▸ **Figure content listings**:
------------
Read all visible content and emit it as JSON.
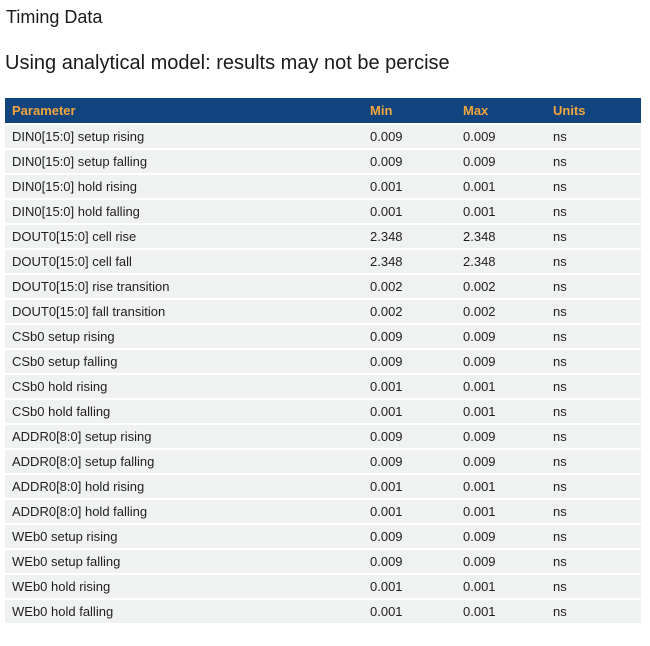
{
  "page": {
    "title": "Timing Data",
    "subtitle": "Using analytical model: results may not be percise"
  },
  "table": {
    "columns": [
      "Parameter",
      "Min",
      "Max",
      "Units"
    ],
    "rows": [
      {
        "parameter": "DIN0[15:0] setup rising",
        "min": "0.009",
        "max": "0.009",
        "units": "ns"
      },
      {
        "parameter": "DIN0[15:0] setup falling",
        "min": "0.009",
        "max": "0.009",
        "units": "ns"
      },
      {
        "parameter": "DIN0[15:0] hold rising",
        "min": "0.001",
        "max": "0.001",
        "units": "ns"
      },
      {
        "parameter": "DIN0[15:0] hold falling",
        "min": "0.001",
        "max": "0.001",
        "units": "ns"
      },
      {
        "parameter": "DOUT0[15:0] cell rise",
        "min": "2.348",
        "max": "2.348",
        "units": "ns"
      },
      {
        "parameter": "DOUT0[15:0] cell fall",
        "min": "2.348",
        "max": "2.348",
        "units": "ns"
      },
      {
        "parameter": "DOUT0[15:0] rise transition",
        "min": "0.002",
        "max": "0.002",
        "units": "ns"
      },
      {
        "parameter": "DOUT0[15:0] fall transition",
        "min": "0.002",
        "max": "0.002",
        "units": "ns"
      },
      {
        "parameter": "CSb0 setup rising",
        "min": "0.009",
        "max": "0.009",
        "units": "ns"
      },
      {
        "parameter": "CSb0 setup falling",
        "min": "0.009",
        "max": "0.009",
        "units": "ns"
      },
      {
        "parameter": "CSb0 hold rising",
        "min": "0.001",
        "max": "0.001",
        "units": "ns"
      },
      {
        "parameter": "CSb0 hold falling",
        "min": "0.001",
        "max": "0.001",
        "units": "ns"
      },
      {
        "parameter": "ADDR0[8:0] setup rising",
        "min": "0.009",
        "max": "0.009",
        "units": "ns"
      },
      {
        "parameter": "ADDR0[8:0] setup falling",
        "min": "0.009",
        "max": "0.009",
        "units": "ns"
      },
      {
        "parameter": "ADDR0[8:0] hold rising",
        "min": "0.001",
        "max": "0.001",
        "units": "ns"
      },
      {
        "parameter": "ADDR0[8:0] hold falling",
        "min": "0.001",
        "max": "0.001",
        "units": "ns"
      },
      {
        "parameter": "WEb0 setup rising",
        "min": "0.009",
        "max": "0.009",
        "units": "ns"
      },
      {
        "parameter": "WEb0 setup falling",
        "min": "0.009",
        "max": "0.009",
        "units": "ns"
      },
      {
        "parameter": "WEb0 hold rising",
        "min": "0.001",
        "max": "0.001",
        "units": "ns"
      },
      {
        "parameter": "WEb0 hold falling",
        "min": "0.001",
        "max": "0.001",
        "units": "ns"
      }
    ]
  },
  "colors": {
    "header_bg": "#11437f",
    "header_text": "#f0a63c",
    "row_bg": "#f0f1f1"
  }
}
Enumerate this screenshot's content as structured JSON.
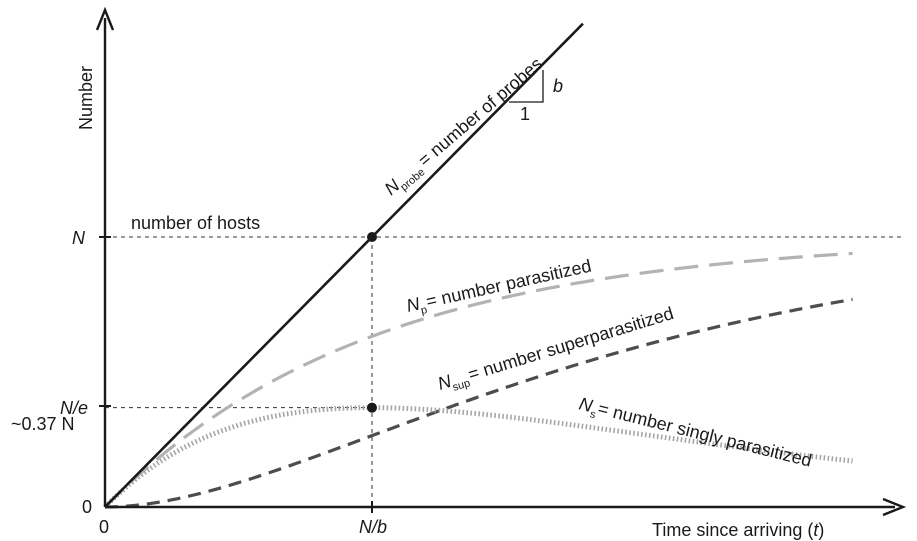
{
  "chart_data": {
    "type": "line",
    "title": "",
    "xlabel": {
      "text": "Time since arriving (",
      "var": "t",
      "close": ")"
    },
    "ylabel": "Number",
    "x_ticks": {
      "origin": "0",
      "mid": "N/b"
    },
    "y_ticks": {
      "origin": "0",
      "N": "N",
      "Ne": "N/e",
      "Ne_approx": "~0.37 N"
    },
    "annotations": {
      "hosts": "number of hosts",
      "slope_rise": "b",
      "slope_run": "1"
    },
    "series": [
      {
        "id": "probe",
        "sym": "N",
        "sub": "probe",
        "label": "= number of probes",
        "color": "#1a1a1a",
        "style": "solid"
      },
      {
        "id": "parasitized",
        "sym": "N",
        "sub": "p",
        "label": "= number parasitized",
        "color": "#b3b3b3",
        "style": "longdash"
      },
      {
        "id": "superparasitized",
        "sym": "N",
        "sub": "sup",
        "label": "= number superparasitized",
        "color": "#4d4d4d",
        "style": "dash"
      },
      {
        "id": "singly",
        "sym": "N",
        "sub": "s",
        "label": "= number singly parasitized",
        "color": "#a6a6a6",
        "style": "dot"
      }
    ],
    "model": {
      "N": 1,
      "b": 1,
      "x_max": 2.8,
      "y_max": 1.62,
      "curves": {
        "probe": "b*t",
        "parasitized": "N*(1-exp(-b*t/N))",
        "superparasitized": "N*(1-exp(-b*t/N)-(b*t/N)*exp(-b*t/N))",
        "singly": "b*t*exp(-b*t/N)"
      }
    }
  }
}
------------
▸ **Set task**: Show the lines where the word "hold" appears in the entries.

▸ **Response to this task**:
        "parameter": "DIN0[15:0] hold rising",
        "parameter": "DIN0[15:0] hold falling",
        "parameter": "CSb0 hold rising",
        "parameter": "CSb0 hold falling",
        "parameter": "ADDR0[8:0] hold rising",
        "parameter": "ADDR0[8:0] hold falling",
        "parameter": "WEb0 hold rising",
        "parameter": "WEb0 hold falling",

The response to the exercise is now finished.